Report the number of lines in these entries that contain "record". Write only the number.

Collection entries:
□ □ □ □ □

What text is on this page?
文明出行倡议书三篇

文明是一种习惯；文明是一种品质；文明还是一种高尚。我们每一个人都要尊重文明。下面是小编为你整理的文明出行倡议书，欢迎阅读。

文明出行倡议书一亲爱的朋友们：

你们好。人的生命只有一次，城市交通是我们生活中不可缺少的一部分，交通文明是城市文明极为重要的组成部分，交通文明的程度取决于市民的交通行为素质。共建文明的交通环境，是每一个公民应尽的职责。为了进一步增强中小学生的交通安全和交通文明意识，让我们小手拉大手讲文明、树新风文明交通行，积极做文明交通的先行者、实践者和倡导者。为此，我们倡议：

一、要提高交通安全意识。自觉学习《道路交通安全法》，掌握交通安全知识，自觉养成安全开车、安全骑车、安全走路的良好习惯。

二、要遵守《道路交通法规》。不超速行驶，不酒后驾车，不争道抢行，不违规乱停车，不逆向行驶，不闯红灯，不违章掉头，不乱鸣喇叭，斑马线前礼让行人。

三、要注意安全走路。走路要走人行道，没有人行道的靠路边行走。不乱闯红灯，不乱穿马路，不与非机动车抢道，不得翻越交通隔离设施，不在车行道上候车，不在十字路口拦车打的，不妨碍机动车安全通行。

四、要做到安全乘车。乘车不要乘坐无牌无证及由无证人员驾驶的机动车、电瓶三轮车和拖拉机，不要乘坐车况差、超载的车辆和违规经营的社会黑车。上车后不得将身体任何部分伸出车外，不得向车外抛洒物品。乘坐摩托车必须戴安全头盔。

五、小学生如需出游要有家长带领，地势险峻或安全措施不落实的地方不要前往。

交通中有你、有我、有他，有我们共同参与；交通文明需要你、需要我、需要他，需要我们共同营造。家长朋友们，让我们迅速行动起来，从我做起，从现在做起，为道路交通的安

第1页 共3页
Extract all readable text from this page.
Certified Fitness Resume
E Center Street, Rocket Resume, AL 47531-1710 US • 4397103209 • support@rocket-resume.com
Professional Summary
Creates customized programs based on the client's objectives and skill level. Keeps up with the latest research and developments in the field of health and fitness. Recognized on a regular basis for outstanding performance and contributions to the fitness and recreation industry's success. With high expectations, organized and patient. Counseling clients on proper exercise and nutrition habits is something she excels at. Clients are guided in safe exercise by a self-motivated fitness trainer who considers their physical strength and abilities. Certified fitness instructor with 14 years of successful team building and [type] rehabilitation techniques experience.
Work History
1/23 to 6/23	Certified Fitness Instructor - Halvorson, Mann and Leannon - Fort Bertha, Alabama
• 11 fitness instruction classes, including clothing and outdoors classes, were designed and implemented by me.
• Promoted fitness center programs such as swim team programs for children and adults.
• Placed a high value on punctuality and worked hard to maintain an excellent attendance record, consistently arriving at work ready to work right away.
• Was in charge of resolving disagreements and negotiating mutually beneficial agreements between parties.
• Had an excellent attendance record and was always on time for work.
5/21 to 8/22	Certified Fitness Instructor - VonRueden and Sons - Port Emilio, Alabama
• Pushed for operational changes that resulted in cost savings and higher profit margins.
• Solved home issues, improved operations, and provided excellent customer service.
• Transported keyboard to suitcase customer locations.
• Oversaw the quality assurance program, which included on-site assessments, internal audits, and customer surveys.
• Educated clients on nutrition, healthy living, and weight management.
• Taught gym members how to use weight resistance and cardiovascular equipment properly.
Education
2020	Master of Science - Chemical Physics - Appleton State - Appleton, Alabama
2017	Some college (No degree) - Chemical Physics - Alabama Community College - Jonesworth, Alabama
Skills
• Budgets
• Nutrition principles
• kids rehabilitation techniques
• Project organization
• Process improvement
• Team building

□ □ □ □ □

▶ [Worked solution]: 2